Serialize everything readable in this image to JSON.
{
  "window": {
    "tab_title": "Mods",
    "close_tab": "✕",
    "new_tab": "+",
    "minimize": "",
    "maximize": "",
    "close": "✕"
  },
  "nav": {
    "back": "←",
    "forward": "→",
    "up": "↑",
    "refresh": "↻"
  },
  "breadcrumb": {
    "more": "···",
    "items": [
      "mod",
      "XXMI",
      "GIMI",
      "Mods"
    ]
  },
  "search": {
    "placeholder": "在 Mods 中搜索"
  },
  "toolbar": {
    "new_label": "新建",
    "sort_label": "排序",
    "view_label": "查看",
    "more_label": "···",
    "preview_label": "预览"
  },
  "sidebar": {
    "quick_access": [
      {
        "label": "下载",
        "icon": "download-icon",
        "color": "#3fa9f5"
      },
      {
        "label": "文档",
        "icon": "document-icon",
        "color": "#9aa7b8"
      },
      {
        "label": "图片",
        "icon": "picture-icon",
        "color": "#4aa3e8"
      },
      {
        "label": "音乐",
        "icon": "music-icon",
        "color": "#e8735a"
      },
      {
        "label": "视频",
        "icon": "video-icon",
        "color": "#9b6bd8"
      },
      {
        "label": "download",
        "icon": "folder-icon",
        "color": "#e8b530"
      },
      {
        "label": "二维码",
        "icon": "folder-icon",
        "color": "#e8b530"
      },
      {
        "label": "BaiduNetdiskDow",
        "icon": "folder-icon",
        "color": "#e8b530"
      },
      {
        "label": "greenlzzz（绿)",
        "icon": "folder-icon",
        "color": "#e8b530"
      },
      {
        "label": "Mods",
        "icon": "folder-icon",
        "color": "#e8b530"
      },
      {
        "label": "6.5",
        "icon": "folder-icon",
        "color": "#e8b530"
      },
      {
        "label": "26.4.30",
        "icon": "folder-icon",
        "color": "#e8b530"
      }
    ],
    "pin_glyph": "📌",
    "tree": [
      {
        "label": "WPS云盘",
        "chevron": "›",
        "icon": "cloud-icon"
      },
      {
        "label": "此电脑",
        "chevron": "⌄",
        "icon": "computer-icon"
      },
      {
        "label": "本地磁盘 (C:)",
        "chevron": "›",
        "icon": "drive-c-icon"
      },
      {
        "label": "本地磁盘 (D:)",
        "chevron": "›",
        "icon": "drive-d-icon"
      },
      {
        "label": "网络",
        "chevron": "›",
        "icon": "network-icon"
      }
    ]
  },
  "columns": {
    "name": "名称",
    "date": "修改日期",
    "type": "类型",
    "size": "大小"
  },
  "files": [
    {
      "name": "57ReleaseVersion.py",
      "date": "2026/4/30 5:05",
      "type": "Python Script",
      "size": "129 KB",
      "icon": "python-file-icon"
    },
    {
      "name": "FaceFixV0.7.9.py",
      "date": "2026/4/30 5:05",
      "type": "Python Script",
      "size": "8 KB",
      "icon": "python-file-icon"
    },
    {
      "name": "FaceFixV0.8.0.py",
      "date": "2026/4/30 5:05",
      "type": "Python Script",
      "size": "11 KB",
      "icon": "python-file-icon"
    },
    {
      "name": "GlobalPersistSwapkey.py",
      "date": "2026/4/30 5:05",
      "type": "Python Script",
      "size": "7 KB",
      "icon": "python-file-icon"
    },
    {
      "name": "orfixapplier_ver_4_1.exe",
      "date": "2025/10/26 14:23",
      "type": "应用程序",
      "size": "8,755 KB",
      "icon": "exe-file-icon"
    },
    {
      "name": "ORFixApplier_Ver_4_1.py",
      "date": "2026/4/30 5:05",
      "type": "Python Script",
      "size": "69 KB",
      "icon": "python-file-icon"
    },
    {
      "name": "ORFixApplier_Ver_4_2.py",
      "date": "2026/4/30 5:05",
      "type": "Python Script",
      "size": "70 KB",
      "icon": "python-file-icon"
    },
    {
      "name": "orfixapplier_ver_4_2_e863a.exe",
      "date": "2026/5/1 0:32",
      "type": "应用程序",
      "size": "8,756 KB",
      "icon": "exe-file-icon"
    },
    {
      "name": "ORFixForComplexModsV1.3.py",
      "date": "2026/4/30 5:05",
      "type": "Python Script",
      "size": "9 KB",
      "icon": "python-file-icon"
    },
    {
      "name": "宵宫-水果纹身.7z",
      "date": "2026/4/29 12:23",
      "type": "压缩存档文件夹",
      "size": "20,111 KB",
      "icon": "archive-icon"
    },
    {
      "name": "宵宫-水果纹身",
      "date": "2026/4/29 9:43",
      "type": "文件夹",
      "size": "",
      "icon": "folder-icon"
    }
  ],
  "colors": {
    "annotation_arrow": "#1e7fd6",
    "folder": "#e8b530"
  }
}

• Problem: Copy the data above exactly. Every line must be included.

• Solution for this task:
Serialize everything readable in this image to JSON.
{
  "window": {
    "tab_title": "Mods",
    "close_tab": "✕",
    "new_tab": "+",
    "minimize": "",
    "maximize": "",
    "close": "✕"
  },
  "nav": {
    "back": "←",
    "forward": "→",
    "up": "↑",
    "refresh": "↻"
  },
  "breadcrumb": {
    "more": "···",
    "items": [
      "mod",
      "XXMI",
      "GIMI",
      "Mods"
    ]
  },
  "search": {
    "placeholder": "在 Mods 中搜索"
  },
  "toolbar": {
    "new_label": "新建",
    "sort_label": "排序",
    "view_label": "查看",
    "more_label": "···",
    "preview_label": "预览"
  },
  "sidebar": {
    "quick_access": [
      {
        "label": "下载",
        "icon": "download-icon",
        "color": "#3fa9f5"
      },
      {
        "label": "文档",
        "icon": "document-icon",
        "color": "#9aa7b8"
      },
      {
        "label": "图片",
        "icon": "picture-icon",
        "color": "#4aa3e8"
      },
      {
        "label": "音乐",
        "icon": "music-icon",
        "color": "#e8735a"
      },
      {
        "label": "视频",
        "icon": "video-icon",
        "color": "#9b6bd8"
      },
      {
        "label": "download",
        "icon": "folder-icon",
        "color": "#e8b530"
      },
      {
        "label": "二维码",
        "icon": "folder-icon",
        "color": "#e8b530"
      },
      {
        "label": "BaiduNetdiskDow",
        "icon": "folder-icon",
        "color": "#e8b530"
      },
      {
        "label": "greenlzzz（绿)",
        "icon": "folder-icon",
        "color": "#e8b530"
      },
      {
        "label": "Mods",
        "icon": "folder-icon",
        "color": "#e8b530"
      },
      {
        "label": "6.5",
        "icon": "folder-icon",
        "color": "#e8b530"
      },
      {
        "label": "26.4.30",
        "icon": "folder-icon",
        "color": "#e8b530"
      }
    ],
    "pin_glyph": "📌",
    "tree": [
      {
        "label": "WPS云盘",
        "chevron": "›",
        "icon": "cloud-icon"
      },
      {
        "label": "此电脑",
        "chevron": "⌄",
        "icon": "computer-icon"
      },
      {
        "label": "本地磁盘 (C:)",
        "chevron": "›",
        "icon": "drive-c-icon"
      },
      {
        "label": "本地磁盘 (D:)",
        "chevron": "›",
        "icon": "drive-d-icon"
      },
      {
        "label": "网络",
        "chevron": "›",
        "icon": "network-icon"
      }
    ]
  },
  "columns": {
    "name": "名称",
    "date": "修改日期",
    "type": "类型",
    "size": "大小"
  },
  "files": [
    {
      "name": "57ReleaseVersion.py",
      "date": "2026/4/30 5:05",
      "type": "Python Script",
      "size": "129 KB",
      "icon": "python-file-icon"
    },
    {
      "name": "FaceFixV0.7.9.py",
      "date": "2026/4/30 5:05",
      "type": "Python Script",
      "size": "8 KB",
      "icon": "python-file-icon"
    },
    {
      "name": "FaceFixV0.8.0.py",
      "date": "2026/4/30 5:05",
      "type": "Python Script",
      "size": "11 KB",
      "icon": "python-file-icon"
    },
    {
      "name": "GlobalPersistSwapkey.py",
      "date": "2026/4/30 5:05",
      "type": "Python Script",
      "size": "7 KB",
      "icon": "python-file-icon"
    },
    {
      "name": "orfixapplier_ver_4_1.exe",
      "date": "2025/10/26 14:23",
      "type": "应用程序",
      "size": "8,755 KB",
      "icon": "exe-file-icon"
    },
    {
      "name": "ORFixApplier_Ver_4_1.py",
      "date": "2026/4/30 5:05",
      "type": "Python Script",
      "size": "69 KB",
      "icon": "python-file-icon"
    },
    {
      "name": "ORFixApplier_Ver_4_2.py",
      "date": "2026/4/30 5:05",
      "type": "Python Script",
      "size": "70 KB",
      "icon": "python-file-icon"
    },
    {
      "name": "orfixapplier_ver_4_2_e863a.exe",
      "date": "2026/5/1 0:32",
      "type": "应用程序",
      "size": "8,756 KB",
      "icon": "exe-file-icon"
    },
    {
      "name": "ORFixForComplexModsV1.3.py",
      "date": "2026/4/30 5:05",
      "type": "Python Script",
      "size": "9 KB",
      "icon": "python-file-icon"
    },
    {
      "name": "宵宫-水果纹身.7z",
      "date": "2026/4/29 12:23",
      "type": "压缩存档文件夹",
      "size": "20,111 KB",
      "icon": "archive-icon"
    },
    {
      "name": "宵宫-水果纹身",
      "date": "2026/4/29 9:43",
      "type": "文件夹",
      "size": "",
      "icon": "folder-icon"
    }
  ],
  "colors": {
    "annotation_arrow": "#1e7fd6",
    "folder": "#e8b530"
  }
}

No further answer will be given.